• WRITTEN INSTRUCTION
In the passage on Piketty Google searches, reproduce the portion that begins at the words "OK, leaving out" and stops after the words "as an economist!".

• EXTRACT PROVIDED

☆ ☆ ☆ ☆

Wolfers writes, “I can’t tell you where Piketty has been least popular, because below a certain level of search activity, Google doesn’t release the actual numbers.” So he proceeds to leave 24 states out of his analysis (this will become important). Using per-capita income (converted to z-scores), and dropping 24 states plus the ridiculous outlier of DC, this is Wolfers’ income result (my calculations; he just showed scatter plots):


OK, leaving out the bottom half of the Piketty distribution, there is a strong positive relationship between per capita income and Piketty Google searches. Congratulations, you can have three jobs as an economist!

I kid Wolfers. But, come on! I don’t know what kind of data operation they’re running over there at the Upshot, but I would expect Wolfers to take it up a notch. First, control for college completion (percent of folks ages 25+ with a BA or more, also z-scored). See how it shows… oops:


The income effect is reduced but the education effect isn’t significant. (See how I showed you that instead of just going right to the results that support my argument?)

☆ ☆ ☆ ☆

• RECORDED INFORMATION
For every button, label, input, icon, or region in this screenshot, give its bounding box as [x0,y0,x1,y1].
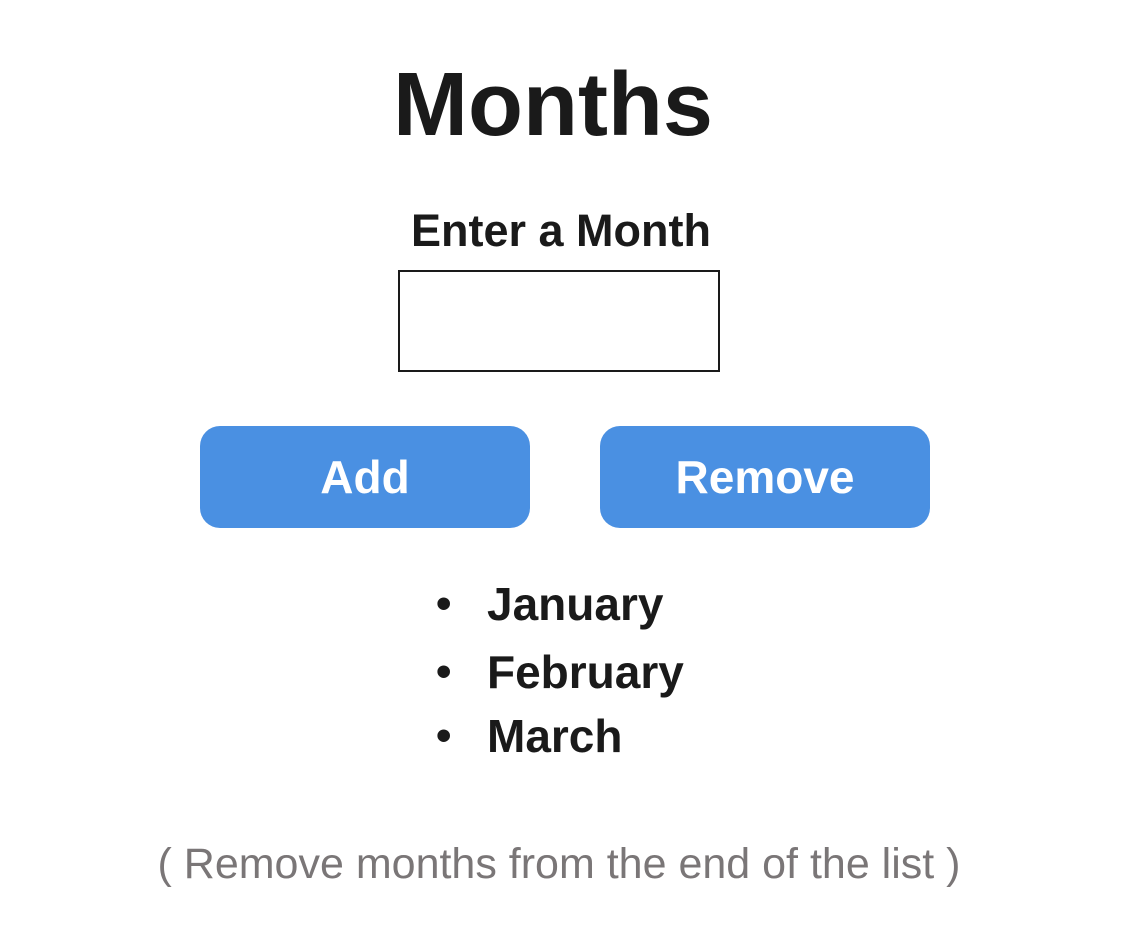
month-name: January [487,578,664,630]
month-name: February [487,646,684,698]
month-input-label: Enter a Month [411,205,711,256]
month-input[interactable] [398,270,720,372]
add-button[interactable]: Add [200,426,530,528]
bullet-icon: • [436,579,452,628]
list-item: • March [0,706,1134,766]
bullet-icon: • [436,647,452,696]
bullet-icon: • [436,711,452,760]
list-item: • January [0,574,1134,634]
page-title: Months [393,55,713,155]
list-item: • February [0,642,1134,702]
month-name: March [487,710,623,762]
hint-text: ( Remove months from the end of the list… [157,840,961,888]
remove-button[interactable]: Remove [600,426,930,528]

☆ ☆ ☆ ☆

• ANSWER BELOW
OK, leaving out the bottom half of the Piketty distribution, there is a strong positive relationship between per capita income and Piketty Google searches. Congratulations, you can have three jobs as an economist!